BEGIN

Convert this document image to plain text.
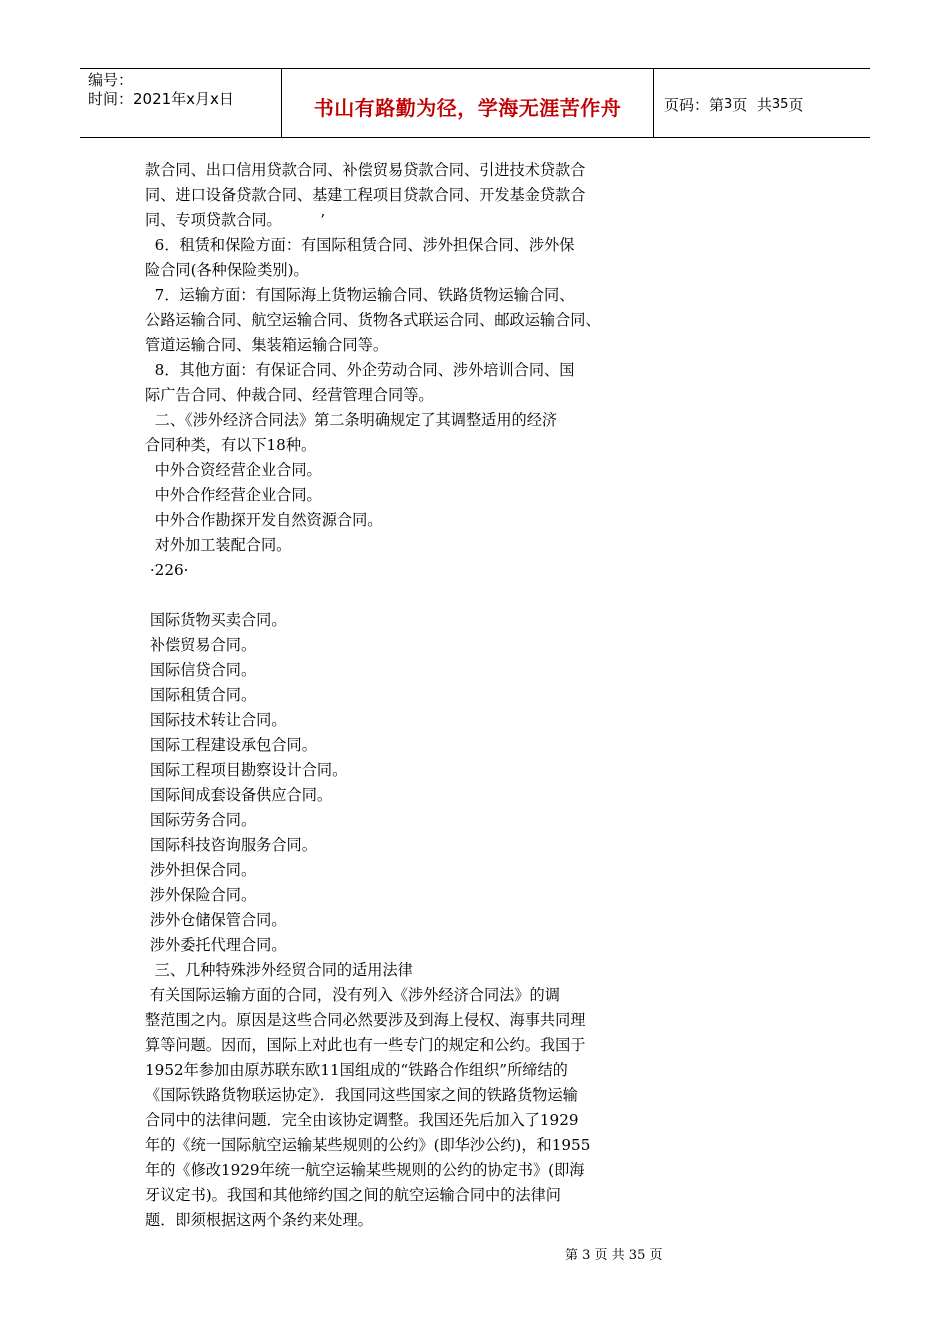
编号：
时间：2021年x月x日	书山有路勤为径，学海无涯苦作舟	页码：第 3 页  共 35 页
款合同、出口信用贷款合同、补偿贸易贷款合同、引进技术贷款合
同、进口设备贷款合同、基建工程项目贷款合同、开发基金贷款合
同、专项贷款合同。        ’
6．租赁和保险方面：有国际租赁合同、涉外担保合同、涉外保
险合同(各种保险类别)。
7．运输方面：有国际海上货物运输合同、铁路货物运输合同、
公路运输合同、航空运输合同、货物各式联运合同、邮政运输合同、
管道运输合同、集装箱运输合同等。
8．其他方面：有保证合同、外企劳动合同、涉外培训合同、国
际广告合同、仲裁合同、经营管理合同等。
二、《涉外经济合同法》第二条明确规定了其调整适用的经济
合同种类，有以下18种。
中外合资经营企业合同。
中外合作经营企业合同。
中外合作勘探开发自然资源合同。
对外加工装配合同。
·226·
国际货物买卖合同。
补偿贸易合同。
国际信贷合同。
国际租赁合同。
国际技术转让合同。
国际工程建设承包合同。
国际工程项目勘察设计合同。
国际间成套设备供应合同。
国际劳务合同。
国际科技咨询服务合同。
涉外担保合同。
涉外保险合同。
涉外仓储保管合同。
涉外委托代理合同。
三、几种特殊涉外经贸合同的适用法律
有关国际运输方面的合同，没有列入《涉外经济合同法》的调
整范围之内。原因是这些合同必然要涉及到海上侵权、海事共同理
算等问题。因而，国际上对此也有一些专门的规定和公约。我国于
1952年参加由原苏联东欧11国组成的“铁路合作组织”所缔结的
《国际铁路货物联运协定》．我国同这些国家之间的铁路货物运输
合同中的法律问题．完全由该协定调整。我国还先后加入了1929
年的《统一国际航空运输某些规则的公约》(即华沙公约)，和1955
年的《修改1929年统一航空运输某些规则的公约的协定书》(即海
牙议定书)。我国和其他缔约国之间的航空运输合同中的法律问
题．即须根据这两个条约来处理。
第 3 页 共 35 页
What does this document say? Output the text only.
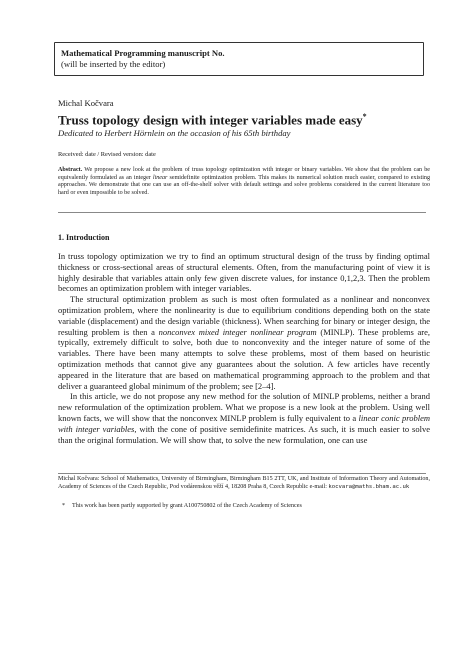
Mathematical Programming manuscript No.
(will be inserted by the editor)
Michal Kočvara
Truss topology design with integer variables made easy*
Dedicated to Herbert Hörnlein on the occasion of his 65th birthday
Received: date / Revised version: date
Abstract. We propose a new look at the problem of truss topology optimization with integer or binary variables. We show that the problem can be equivalently formulated as an integer linear semidefinite optimization problem. This makes its numerical solution much easier, compared to existing approaches. We demonstrate that one can use an off-the-shelf solver with default settings and solve problems considered in the current literature too hard or even impossible to be solved.
1. Introduction

In truss topology optimization we try to find an optimum structural design of the truss by finding optimal thickness or cross-sectional areas of structural elements. Often, from the manufacturing point of view it is highly desirable that variables attain only few given discrete values, for instance 0,1,2,3. Then the problem becomes an optimization problem with integer variables.

The structural optimization problem as such is most often formulated as a nonlinear and nonconvex optimization problem, where the nonlinearity is due to equilibrium conditions depending both on the state variable (displacement) and the design variable (thickness). When searching for binary or integer design, the resulting problem is then a nonconvex mixed integer nonlinear program (MINLP). These problems are, typically, extremely difficult to solve, both due to nonconvexity and the integer nature of some of the variables. There have been many attempts to solve these problems, most of them based on heuristic optimization methods that cannot give any guarantees about the solution. A few articles have recently appeared in the literature that are based on mathematical programming approach to the problem and that deliver a guaranteed global minimum of the problem; see [2–4].

In this article, we do not propose any new method for the solution of MINLP problems, neither a brand new reformulation of the optimization problem. What we propose is a new look at the problem. Using well known facts, we will show that the nonconvex MINLP problem is fully equivalent to a linear conic problem with integer variables, with the cone of positive semidefinite matrices. As such, it is much easier to solve than the original formulation. We will show that, to solve the new formulation, one can use

Michal Kočvara: School of Mathematics, University of Birmingham, Birmingham B15 2TT, UK, and Institute of Information Theory and Automation, Academy of Sciences of the Czech Republic, Pod vodárenskou věží 4, 18208 Praha 8, Czech Republic e-mail: kocvara@maths.bham.ac.uk
* This work has been partly supported by grant A100750802 of the Czech Academy of Sciences
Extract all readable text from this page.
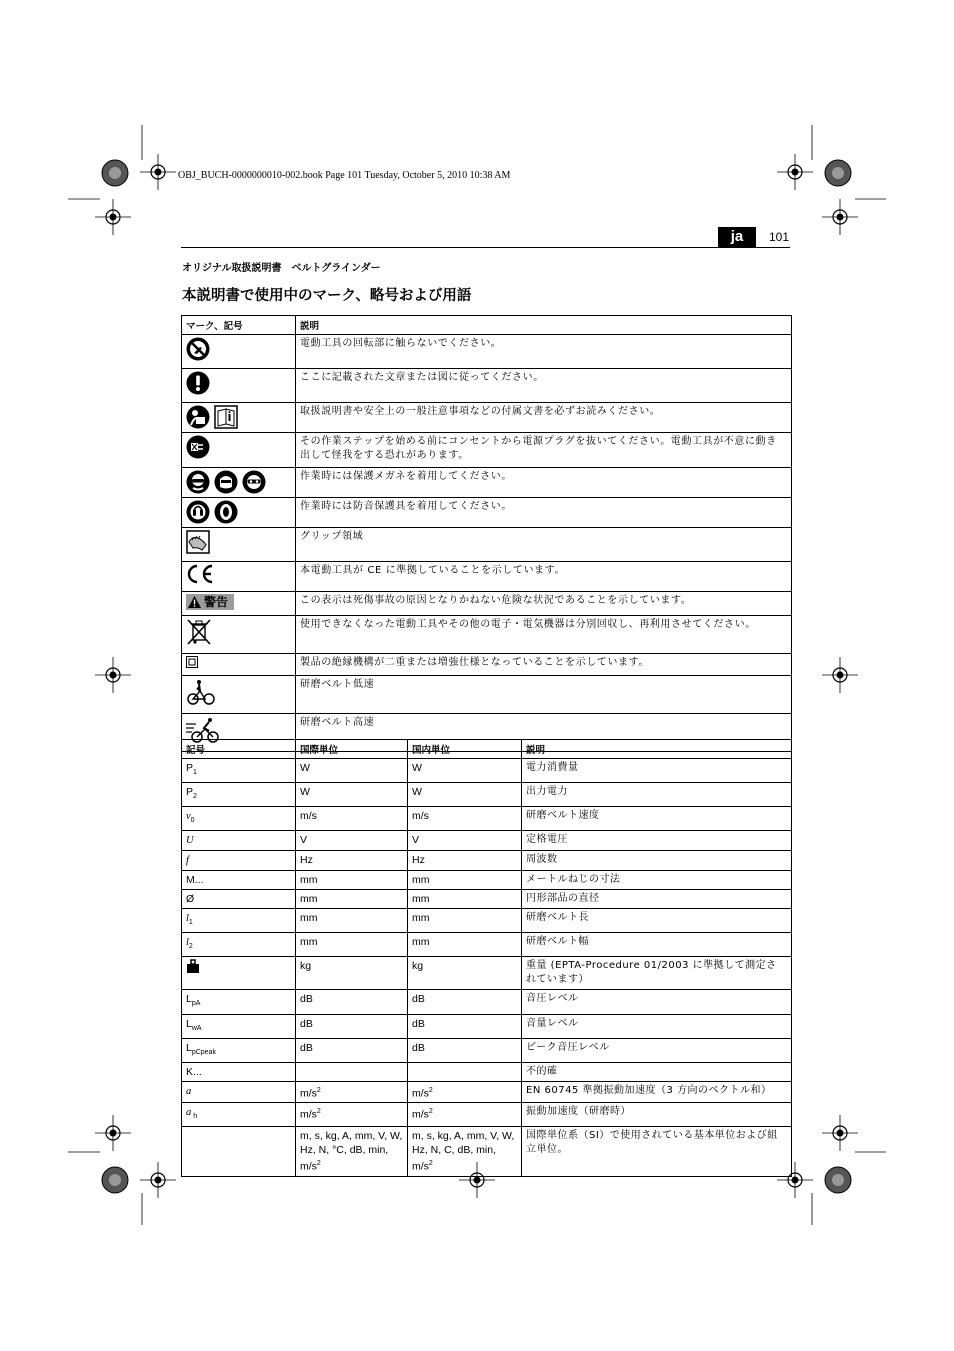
OBJ_BUCH-0000000010-002.book Page 101 Tuesday, October 5, 2010 10:38 AM
ja	101
オリジナル取扱説明書　ベルトグラインダー
本説明書で使用中のマーク、略号および用語
マーク、記号	説明

	電動工具の回転部に触らないでください。

	ここに記載された文章または図に従ってください。

	取扱説明書や安全上の一般注意事項などの付属文書を必ずお読みください。

	その作業ステップを始める前にコンセントから電源プラグを抜いてください。電動工具が不意に動き出して怪我をする恐れがあります。

	作業時には保護メガネを着用してください。

	作業時には防音保護具を着用してください。

	グリップ領域

	本電動工具が CE に準拠していることを示しています。

警告	この表示は死傷事故の原因となりかねない危険な状況であることを示しています。

	使用できなくなった電動工具やその他の電子・電気機器は分別回収し、再利用させてください。

	製品の絶縁機構が二重または増強仕様となっていることを示しています。

	研磨ベルト低速

	研磨ベルト高速
記号	国際単位	国内単位	説明
$P_1$	W	W	電力消費量
$P_2$	W	W	出力電力
$v_0$	m/s	m/s	研磨ベルト速度
U	V	V	定格電圧
f	Hz	Hz	周波数
M...	mm	mm	メートルねじの寸法
Ø	mm	mm	円形部品の直径
$l_1$	mm	mm	研磨ベルト長
$l_2$	mm	mm	研磨ベルト幅

	kg	kg	重量 (EPTA-Procedure 01/2003 に準拠して測定されています）
$L_{pA}$	dB	dB	音圧レベル
$L_{wA}$	dB	dB	音量レベル
$L_{pCpeak}$	dB	dB	ピーク音圧レベル
K...			不的確
a	$m/s^2$	$m/s^2$	EN 60745 準拠振動加速度（3 方向のベクトル和）
a $_h$	$m/s^2$	$m/s^2$	振動加速度（研磨時）
	m, s, kg, A, mm, V, W, Hz, N, °C, dB, min, $m/s^2$	m, s, kg, A, mm, V, W, Hz, N, C, dB, min, $m/s^2$	国際単位系（SI）で使用されている基本単位および組立単位。
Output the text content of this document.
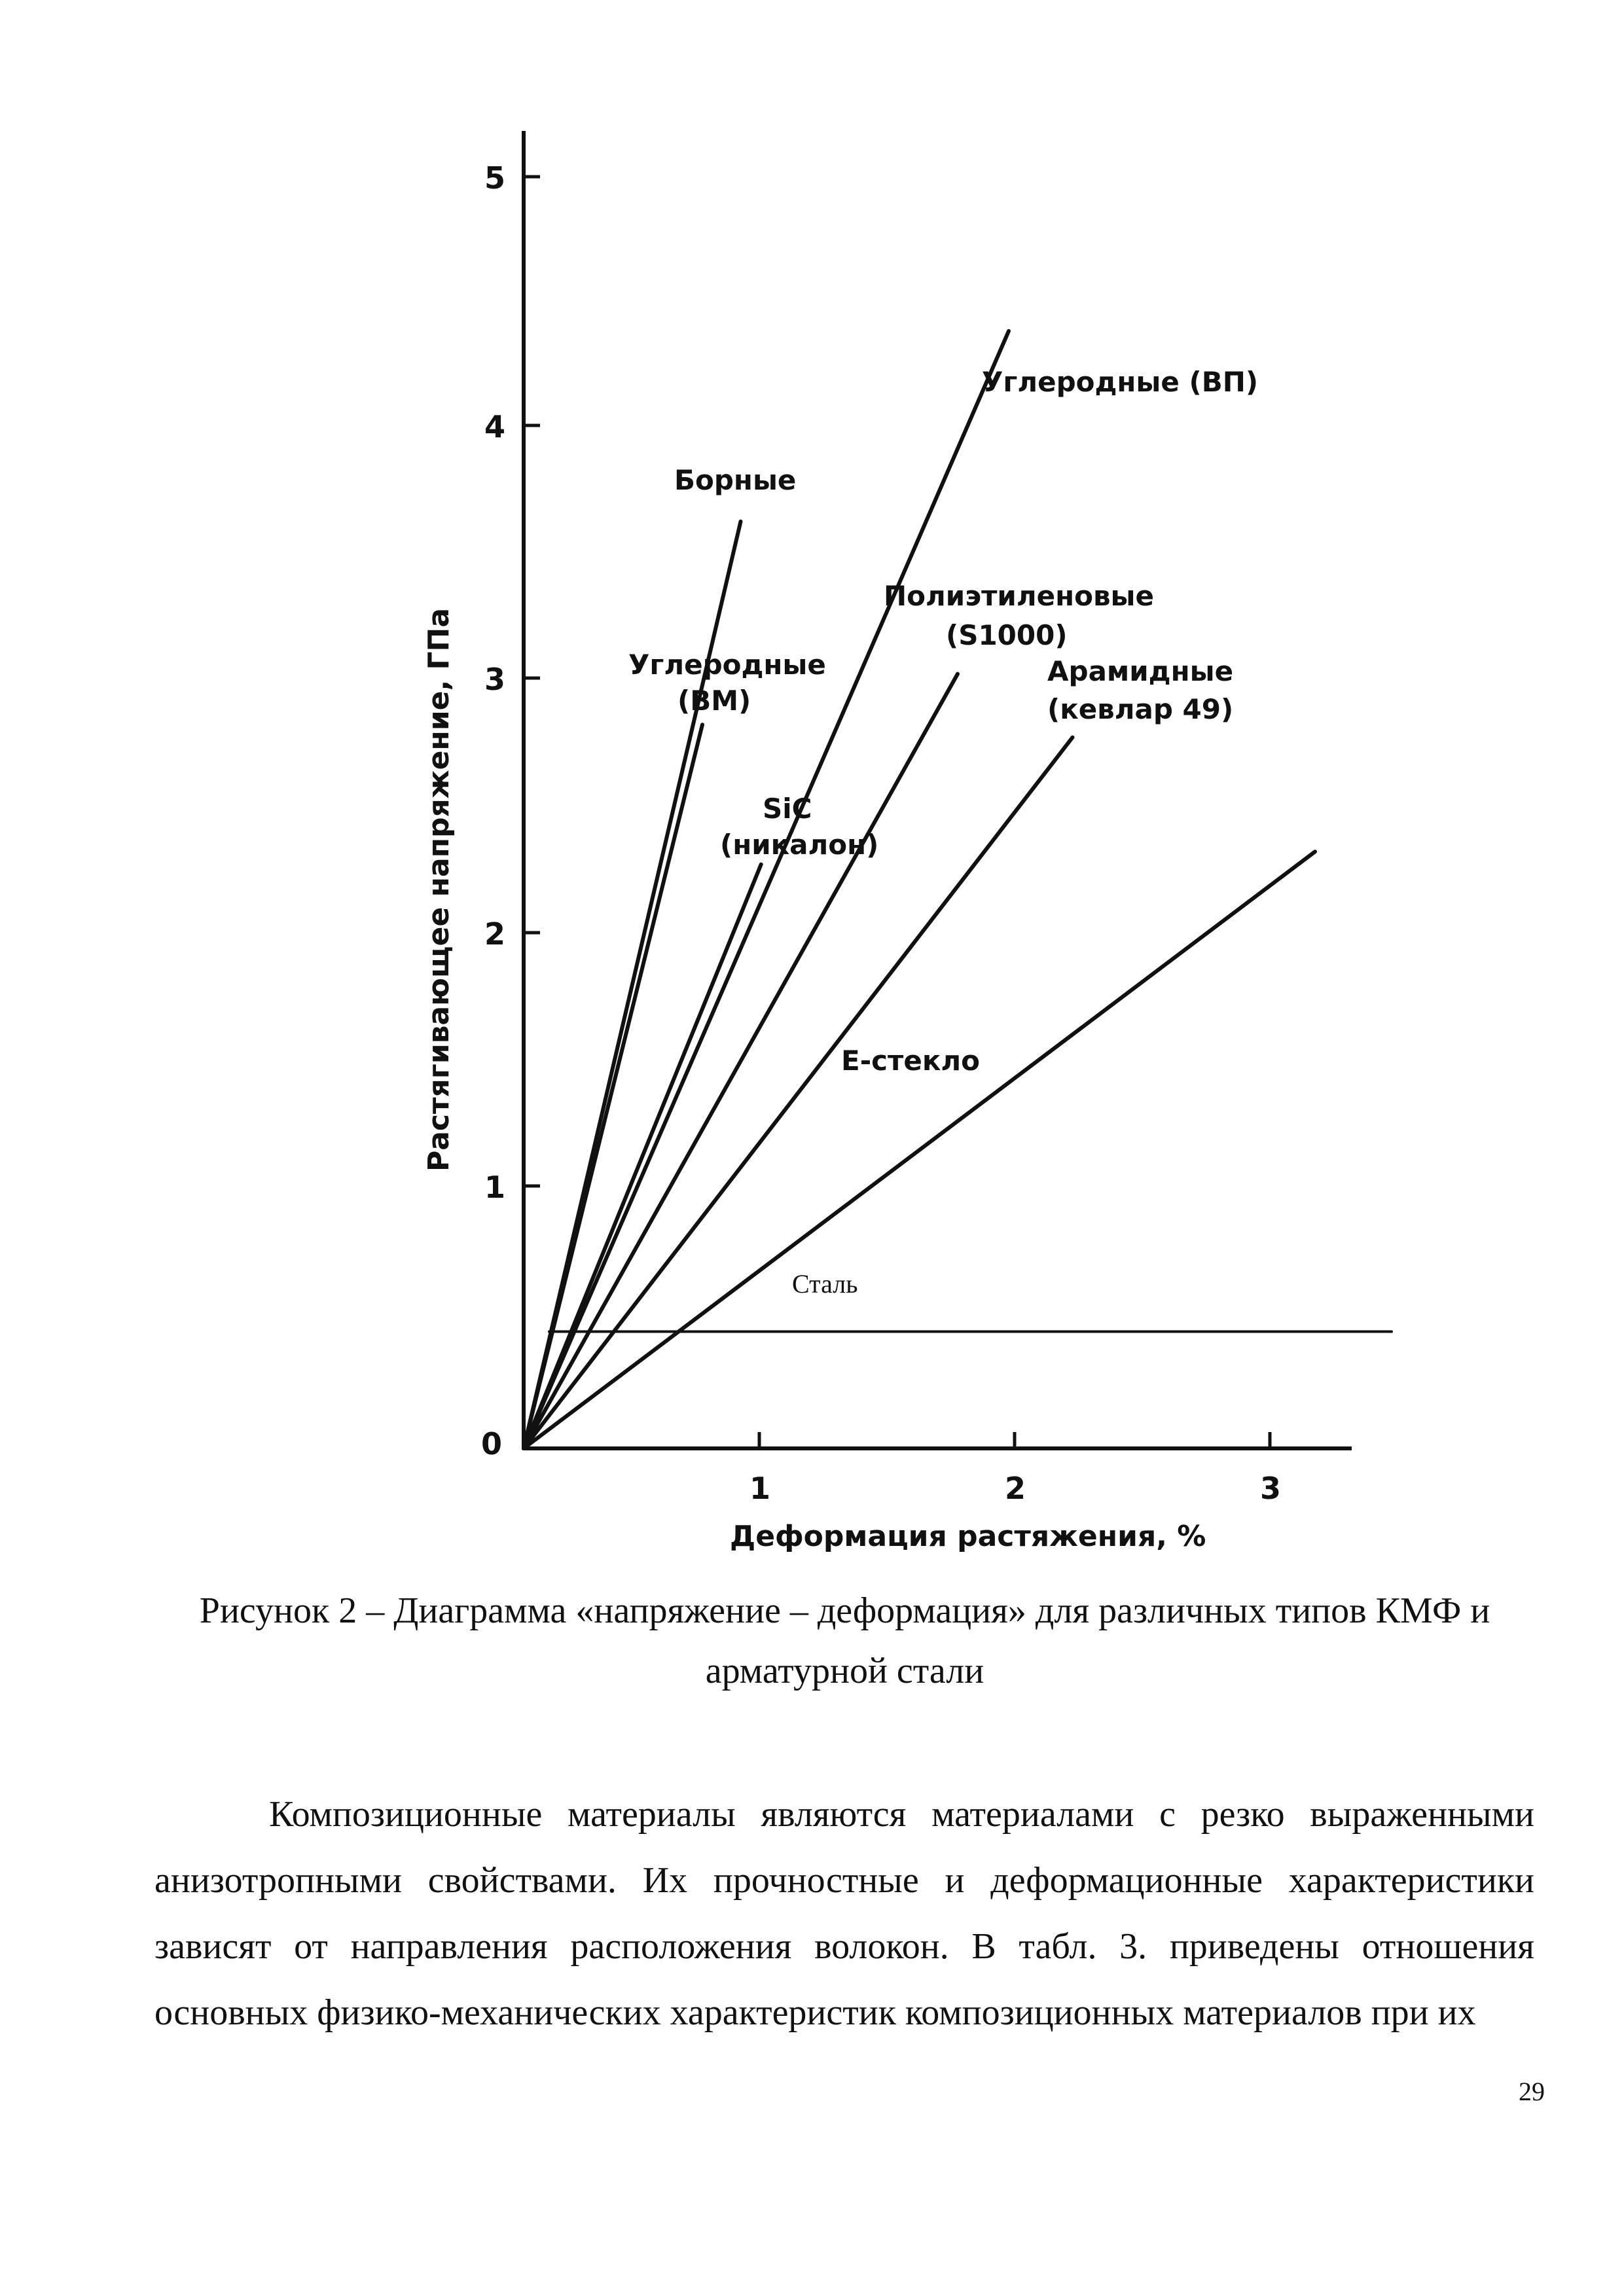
0
1
2
3
4
5
1	2	3
Деформация растяжения, %
Растягивающее напряжение, ГПа
Борные
Углеродные
(ВМ)
SiC
(никалон)
Углеродные (ВП)
Полиэтиленовые
(S1000)
Арамидные
(кевлар 49)
Е-стекло
Сталь
Рисунок 2 – Диаграмма «напряжение – деформация» для различных типов КМФ и
арматурной стали
Композиционные материалы являются материалами с резко выраженными анизотропными свойствами. Их прочностные и деформационные характеристики зависят от направления расположения волокон. В табл. 3. приведены отношения основных физико-механических характеристик композиционных материалов при их
29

END

_Exercise task_:
State how many lines of the entries above include the word "only", offering no text other than the number.

_Result of this task_:
2